── DATA SECTION ──

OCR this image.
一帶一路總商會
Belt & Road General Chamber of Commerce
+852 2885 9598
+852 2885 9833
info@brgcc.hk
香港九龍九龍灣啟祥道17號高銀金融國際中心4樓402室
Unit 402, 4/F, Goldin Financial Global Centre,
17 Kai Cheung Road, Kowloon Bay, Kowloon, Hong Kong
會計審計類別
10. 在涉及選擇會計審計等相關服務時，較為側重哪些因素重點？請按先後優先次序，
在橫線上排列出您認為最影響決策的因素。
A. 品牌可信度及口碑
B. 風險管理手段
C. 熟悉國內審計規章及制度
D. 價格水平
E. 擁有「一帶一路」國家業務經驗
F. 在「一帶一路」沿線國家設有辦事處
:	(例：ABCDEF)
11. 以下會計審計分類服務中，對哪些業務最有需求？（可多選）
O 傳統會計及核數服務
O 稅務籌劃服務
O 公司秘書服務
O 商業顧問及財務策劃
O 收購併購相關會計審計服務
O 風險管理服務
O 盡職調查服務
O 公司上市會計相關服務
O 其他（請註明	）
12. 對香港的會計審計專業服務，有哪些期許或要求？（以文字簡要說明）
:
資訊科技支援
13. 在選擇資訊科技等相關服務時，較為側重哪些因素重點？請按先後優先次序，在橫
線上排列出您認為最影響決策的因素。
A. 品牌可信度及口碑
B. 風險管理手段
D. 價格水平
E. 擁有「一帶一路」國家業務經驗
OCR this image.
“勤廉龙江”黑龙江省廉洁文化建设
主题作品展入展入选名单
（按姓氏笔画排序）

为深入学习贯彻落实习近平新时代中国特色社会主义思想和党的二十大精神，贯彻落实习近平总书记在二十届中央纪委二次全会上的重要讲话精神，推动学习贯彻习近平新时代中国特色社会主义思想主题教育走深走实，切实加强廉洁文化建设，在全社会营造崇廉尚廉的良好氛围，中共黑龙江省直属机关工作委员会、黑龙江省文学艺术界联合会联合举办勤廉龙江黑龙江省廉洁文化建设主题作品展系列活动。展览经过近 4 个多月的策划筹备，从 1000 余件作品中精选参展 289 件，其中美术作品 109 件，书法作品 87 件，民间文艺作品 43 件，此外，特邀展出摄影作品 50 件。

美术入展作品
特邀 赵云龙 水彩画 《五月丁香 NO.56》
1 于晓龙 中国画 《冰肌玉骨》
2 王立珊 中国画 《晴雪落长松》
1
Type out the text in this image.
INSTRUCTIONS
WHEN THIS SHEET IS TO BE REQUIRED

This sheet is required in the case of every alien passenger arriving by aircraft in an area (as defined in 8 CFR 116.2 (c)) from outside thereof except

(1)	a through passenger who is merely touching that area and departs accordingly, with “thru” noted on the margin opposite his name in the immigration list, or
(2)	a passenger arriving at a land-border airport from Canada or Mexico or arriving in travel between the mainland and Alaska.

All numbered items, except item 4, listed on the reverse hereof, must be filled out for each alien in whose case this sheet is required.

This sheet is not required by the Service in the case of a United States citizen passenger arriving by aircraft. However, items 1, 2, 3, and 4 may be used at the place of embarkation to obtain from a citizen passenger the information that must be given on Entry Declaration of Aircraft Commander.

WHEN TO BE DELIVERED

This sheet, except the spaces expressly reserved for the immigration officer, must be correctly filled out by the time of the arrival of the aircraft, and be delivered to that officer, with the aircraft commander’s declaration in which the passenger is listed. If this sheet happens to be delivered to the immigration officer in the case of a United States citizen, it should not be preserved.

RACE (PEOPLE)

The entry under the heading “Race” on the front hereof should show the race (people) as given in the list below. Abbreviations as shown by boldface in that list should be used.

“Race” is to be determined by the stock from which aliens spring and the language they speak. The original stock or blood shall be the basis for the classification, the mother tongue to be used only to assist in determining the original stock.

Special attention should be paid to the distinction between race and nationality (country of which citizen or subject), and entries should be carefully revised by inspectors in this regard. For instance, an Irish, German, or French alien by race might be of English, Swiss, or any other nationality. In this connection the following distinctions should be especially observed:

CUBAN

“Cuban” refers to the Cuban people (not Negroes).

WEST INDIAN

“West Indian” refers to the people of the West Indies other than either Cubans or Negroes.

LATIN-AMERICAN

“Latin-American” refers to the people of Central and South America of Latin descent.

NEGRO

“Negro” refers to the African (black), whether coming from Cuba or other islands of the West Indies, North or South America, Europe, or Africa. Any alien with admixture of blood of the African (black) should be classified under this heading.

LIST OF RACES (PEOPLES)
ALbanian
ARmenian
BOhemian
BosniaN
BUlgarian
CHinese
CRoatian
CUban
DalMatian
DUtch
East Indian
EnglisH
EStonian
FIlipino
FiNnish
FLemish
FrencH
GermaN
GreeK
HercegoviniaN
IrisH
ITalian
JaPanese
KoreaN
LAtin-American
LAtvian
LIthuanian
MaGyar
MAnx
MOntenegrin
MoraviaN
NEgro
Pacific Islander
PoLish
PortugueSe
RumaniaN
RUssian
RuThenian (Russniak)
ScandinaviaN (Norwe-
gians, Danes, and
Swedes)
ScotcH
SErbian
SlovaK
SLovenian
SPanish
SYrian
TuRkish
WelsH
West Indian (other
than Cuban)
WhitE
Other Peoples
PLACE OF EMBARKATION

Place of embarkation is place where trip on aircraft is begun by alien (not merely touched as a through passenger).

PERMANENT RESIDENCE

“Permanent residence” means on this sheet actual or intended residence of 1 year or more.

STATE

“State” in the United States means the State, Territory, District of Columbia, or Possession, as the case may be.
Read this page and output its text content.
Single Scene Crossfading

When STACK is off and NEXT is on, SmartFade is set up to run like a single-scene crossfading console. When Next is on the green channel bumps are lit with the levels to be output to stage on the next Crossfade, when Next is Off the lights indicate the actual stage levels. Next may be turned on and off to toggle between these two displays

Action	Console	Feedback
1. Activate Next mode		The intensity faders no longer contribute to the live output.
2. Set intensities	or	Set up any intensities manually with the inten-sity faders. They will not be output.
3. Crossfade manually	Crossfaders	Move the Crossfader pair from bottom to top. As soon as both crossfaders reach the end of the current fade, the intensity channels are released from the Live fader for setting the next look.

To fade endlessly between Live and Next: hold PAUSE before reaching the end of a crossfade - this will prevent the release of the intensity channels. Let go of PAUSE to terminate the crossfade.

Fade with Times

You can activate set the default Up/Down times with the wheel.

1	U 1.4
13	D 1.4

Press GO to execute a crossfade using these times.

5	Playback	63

───

● WRITTEN EXERCISE: The records above are to be copied in full, exactly as written.

● WRITTEN ANSWER:
OCR this image.
一帶一路總商會
Belt & Road General Chamber of Commerce
+852 2885 9598
+852 2885 9833
info@brgcc.hk
香港九龍九龍灣啟祥道17號高銀金融國際中心4樓402室
Unit 402, 4/F, Goldin Financial Global Centre,
17 Kai Cheung Road, Kowloon Bay, Kowloon, Hong Kong
會計審計類別
10. 在涉及選擇會計審計等相關服務時，較為側重哪些因素重點？請按先後優先次序，
在橫線上排列出您認為最影響決策的因素。
A. 品牌可信度及口碑
B. 風險管理手段
C. 熟悉國內審計規章及制度
D. 價格水平
E. 擁有「一帶一路」國家業務經驗
F. 在「一帶一路」沿線國家設有辦事處
:	(例：ABCDEF)
11. 以下會計審計分類服務中，對哪些業務最有需求？（可多選）
O 傳統會計及核數服務
O 稅務籌劃服務
O 公司秘書服務
O 商業顧問及財務策劃
O 收購併購相關會計審計服務
O 風險管理服務
O 盡職調查服務
O 公司上市會計相關服務
O 其他（請註明	）
12. 對香港的會計審計專業服務，有哪些期許或要求？（以文字簡要說明）
:
資訊科技支援
13. 在選擇資訊科技等相關服務時，較為側重哪些因素重點？請按先後優先次序，在橫
線上排列出您認為最影響決策的因素。
A. 品牌可信度及口碑
B. 風險管理手段
D. 價格水平
E. 擁有「一帶一路」國家業務經驗
OCR this image.
“勤廉龙江”黑龙江省廉洁文化建设
主题作品展入展入选名单
（按姓氏笔画排序）

为深入学习贯彻落实习近平新时代中国特色社会主义思想和党的二十大精神，贯彻落实习近平总书记在二十届中央纪委二次全会上的重要讲话精神，推动学习贯彻习近平新时代中国特色社会主义思想主题教育走深走实，切实加强廉洁文化建设，在全社会营造崇廉尚廉的良好氛围，中共黑龙江省直属机关工作委员会、黑龙江省文学艺术界联合会联合举办勤廉龙江黑龙江省廉洁文化建设主题作品展系列活动。展览经过近 4 个多月的策划筹备，从 1000 余件作品中精选参展 289 件，其中美术作品 109 件，书法作品 87 件，民间文艺作品 43 件，此外，特邀展出摄影作品 50 件。

美术入展作品
特邀 赵云龙 水彩画 《五月丁香 NO.56》
1 于晓龙 中国画 《冰肌玉骨》
2 王立珊 中国画 《晴雪落长松》
1
Type out the text in this image.
INSTRUCTIONS
WHEN THIS SHEET IS TO BE REQUIRED

This sheet is required in the case of every alien passenger arriving by aircraft in an area (as defined in 8 CFR 116.2 (c)) from outside thereof except

(1)	a through passenger who is merely touching that area and departs accordingly, with “thru” noted on the margin opposite his name in the immigration list, or
(2)	a passenger arriving at a land-border airport from Canada or Mexico or arriving in travel between the mainland and Alaska.

All numbered items, except item 4, listed on the reverse hereof, must be filled out for each alien in whose case this sheet is required.

This sheet is not required by the Service in the case of a United States citizen passenger arriving by aircraft. However, items 1, 2, 3, and 4 may be used at the place of embarkation to obtain from a citizen passenger the information that must be given on Entry Declaration of Aircraft Commander.

WHEN TO BE DELIVERED

This sheet, except the spaces expressly reserved for the immigration officer, must be correctly filled out by the time of the arrival of the aircraft, and be delivered to that officer, with the aircraft commander’s declaration in which the passenger is listed. If this sheet happens to be delivered to the immigration officer in the case of a United States citizen, it should not be preserved.

RACE (PEOPLE)

The entry under the heading “Race” on the front hereof should show the race (people) as given in the list below. Abbreviations as shown by boldface in that list should be used.

“Race” is to be determined by the stock from which aliens spring and the language they speak. The original stock or blood shall be the basis for the classification, the mother tongue to be used only to assist in determining the original stock.

Special attention should be paid to the distinction between race and nationality (country of which citizen or subject), and entries should be carefully revised by inspectors in this regard. For instance, an Irish, German, or French alien by race might be of English, Swiss, or any other nationality. In this connection the following distinctions should be especially observed:

CUBAN

“Cuban” refers to the Cuban people (not Negroes).

WEST INDIAN

“West Indian” refers to the people of the West Indies other than either Cubans or Negroes.

LATIN-AMERICAN

“Latin-American” refers to the people of Central and South America of Latin descent.

NEGRO

“Negro” refers to the African (black), whether coming from Cuba or other islands of the West Indies, North or South America, Europe, or Africa. Any alien with admixture of blood of the African (black) should be classified under this heading.

LIST OF RACES (PEOPLES)
ALbanian
ARmenian
BOhemian
BosniaN
BUlgarian
CHinese
CRoatian
CUban
DalMatian
DUtch
East Indian
EnglisH
EStonian
FIlipino
FiNnish
FLemish
FrencH
GermaN
GreeK
HercegoviniaN
IrisH
ITalian
JaPanese
KoreaN
LAtin-American
LAtvian
LIthuanian
MaGyar
MAnx
MOntenegrin
MoraviaN
NEgro
Pacific Islander
PoLish
PortugueSe
RumaniaN
RUssian
RuThenian (Russniak)
ScandinaviaN (Norwe-
gians, Danes, and
Swedes)
ScotcH
SErbian
SlovaK
SLovenian
SPanish
SYrian
TuRkish
WelsH
West Indian (other
than Cuban)
WhitE
Other Peoples
PLACE OF EMBARKATION

Place of embarkation is place where trip on aircraft is begun by alien (not merely touched as a through passenger).

PERMANENT RESIDENCE

“Permanent residence” means on this sheet actual or intended residence of 1 year or more.

STATE

“State” in the United States means the State, Territory, District of Columbia, or Possession, as the case may be.
Read this page and output its text content.
Single Scene Crossfading

When STACK is off and NEXT is on, SmartFade is set up to run like a single-scene crossfading console. When Next is on the green channel bumps are lit with the levels to be output to stage on the next Crossfade, when Next is Off the lights indicate the actual stage levels. Next may be turned on and off to toggle between these two displays

Action	Console	Feedback
1. Activate Next mode		The intensity faders no longer contribute to the live output.
2. Set intensities	or	Set up any intensities manually with the inten-sity faders. They will not be output.
3. Crossfade manually	Crossfaders	Move the Crossfader pair from bottom to top. As soon as both crossfaders reach the end of the current fade, the intensity channels are released from the Live fader for setting the next look.

To fade endlessly between Live and Next: hold PAUSE before reaching the end of a crossfade - this will prevent the release of the intensity channels. Let go of PAUSE to terminate the crossfade.

Fade with Times

You can activate set the default Up/Down times with the wheel.

1	U 1.4
13	D 1.4

Press GO to execute a crossfade using these times.

5	Playback	63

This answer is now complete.